▶ [EXCERPT TO READ]:
Marie-Bernarde Soubirous, later known as Bernadette of Lourdes, was born in 1844 in a small town at the foot of the French Pyrenees. Her family lived in one damp, drafty room of an old mill. The walls never dried, the wind slipped through cracks, and meals were little more than bread and soup.

She was the first of nine children. Her father struggled to keep the mill running, but business collapsed. Her mother took in laundry to earn a few coins. Hunger was constant, and young Bernadette, often sick with asthma and other illnesses, grew up frail.

Even so, she was remembered as cheerful. She was not quick at school, but she was gentle, kind, and rarely complained despite her hardships.

The Grotto

In 1858, when Bernadette was fourteen, everything shifted. One cold February day, she went with her sister and a friend to gather firewood near a rocky grotto called Massabielle. While the others scrambled ahead, Bernadette lagged behind, short of breath. That was when she saw something.

▶ [TASKS TO CARRY OUT]:
**A.** Please rewrite the records from the line with "title-line-2: Z NAROČNIKOVIM" up to and including the line with "number-value: 42/DS/2017 —", putting "subsection-heading" in place of "section-heading" and keeping everything else the same.
**B.** Write the next part of the account of Bernadette of Lourdes, picking up right after its final sentence.

Records from a collection
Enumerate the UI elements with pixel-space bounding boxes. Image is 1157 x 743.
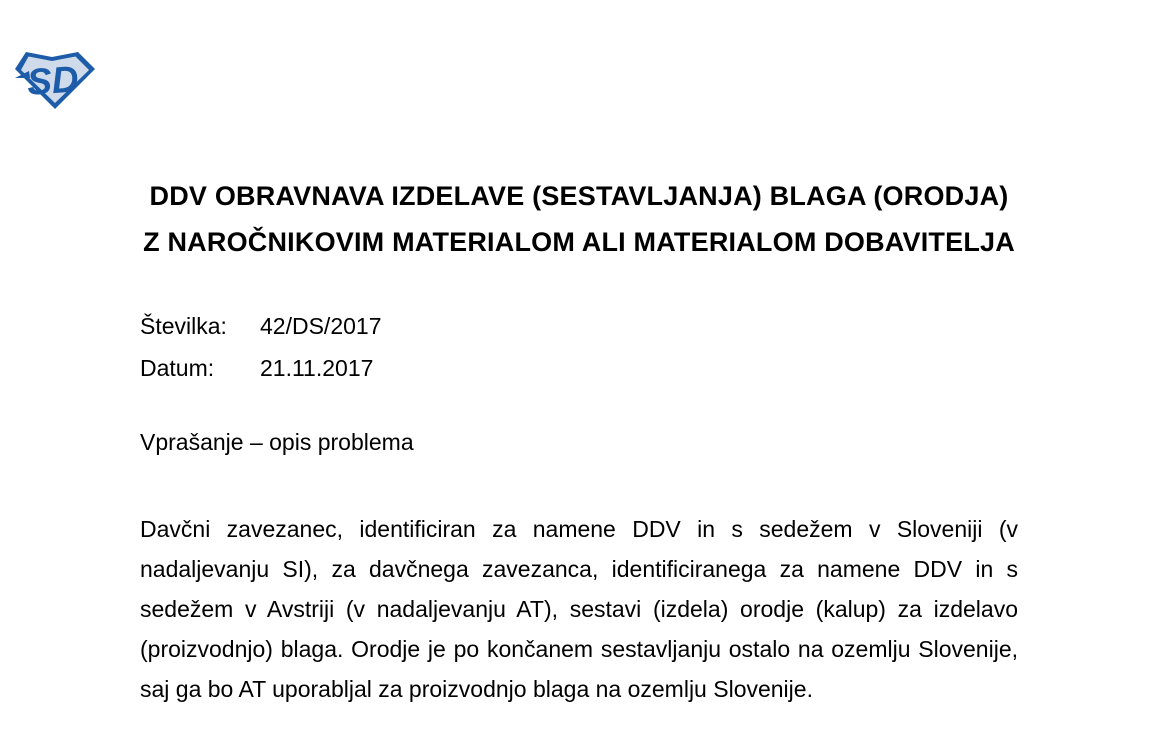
title-line-2: Z NAROČNIKOVIM MATERIALOM ALI MATERIALOM DOBAVITELJA — [143, 227, 1015, 257]
body-paragraph — [140, 509, 1018, 709]
paragraph-line: Davčni zavezanec, identificiran za namene DDV in s sedežem v Sloveniji (v — [140, 516, 1018, 542]
section-heading: Vprašanje – opis problema — [140, 429, 414, 455]
number-value: 42/DS/2017 — [260, 313, 382, 339]
sd-shield-logo-icon — [14, 49, 96, 110]
date-value: 21.11.2017 — [260, 355, 374, 381]
meta-block — [140, 305, 381, 389]
paragraph-line: nadaljevanju SI), za davčnega zavezanca, identificiranega za namene DDV in s — [140, 556, 1018, 582]
document-content — [140, 0, 1018, 743]
paragraph-line-last: saj ga bo AT uporabljal za proizvodnjo blaga na ozemlju Slovenije. — [140, 676, 813, 702]
paragraph-line: sedežem v Avstriji (v nadaljevanju AT), sestavi (izdela) orodje (kalup) za izdelavo — [140, 596, 1018, 622]
paragraph-line: (proizvodnjo) blaga. Orodje je po končanem sestavljanju ostalo na ozemlju Slovenije, — [140, 636, 1018, 662]
document-date-row — [140, 347, 381, 389]
logo-letters: SD — [25, 58, 80, 103]
date-label: Datum: — [140, 355, 215, 381]
number-label: Številka: — [140, 313, 227, 339]
document-title — [140, 173, 1018, 265]
document-number-row — [140, 305, 381, 347]
title-line-1: DDV OBRAVNAVA IZDELAVE (SESTAVLJANJA) BLAGA (ORODJA) — [149, 181, 1009, 211]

▶ [RESPONSES PER TASK]:
**A.**
title-line-2: Z NAROČNIKOVIM MATERIALOM ALI MATERIALOM DOBAVITELJA — [143, 227, 1015, 257]
body-paragraph — [140, 509, 1018, 709]
paragraph-line: Davčni zavezanec, identificiran za namene DDV in s sedežem v Sloveniji (v — [140, 516, 1018, 542]
subsection-heading: Vprašanje – opis problema — [140, 429, 414, 455]
number-value: 42/DS/2017 — [260, 313, 382, 339]

**B.**
She later described it as “a small young lady,” dressed in white with a blue sash and a yellow rose at her feet. To her, this figure was no dream—it was real.

Over the next five months, Bernadette returned to the grotto eighteen times. During one visit, the lady told her to drink from a spring. At first, there was only mud, but as Bernadette dug with her hands, clear water began to flow. It has never stopped since.

The visions divided the town. Some believed, others mocked. Officials called her a liar. Priests tested her story. Even her family begged her to keep quiet, fearing ridicule. But Bernadette repeated the same account, plain and steady, never changing the details.

At last, the lady gave a name: “I am the Immaculate Conception.” Bernadette had no idea what this meant. Yet church leaders knew it was remarkable—this doctrine had only recently been declared, and Bernadette, who could barely read, could not have invented it herself.

A Divided Town

Crowds soon gathered at the grotto. Some sought cures in the spring water; others came out of curiosity. Authorities tried to block the site. Doctors examined Bernadette for signs of illness or delusion.

She was never proved false, though not everyone was convinced either. To many, she remained both ordinary and extraordinary—a frail miller’s daughter who claimed to see the Virgin Mary.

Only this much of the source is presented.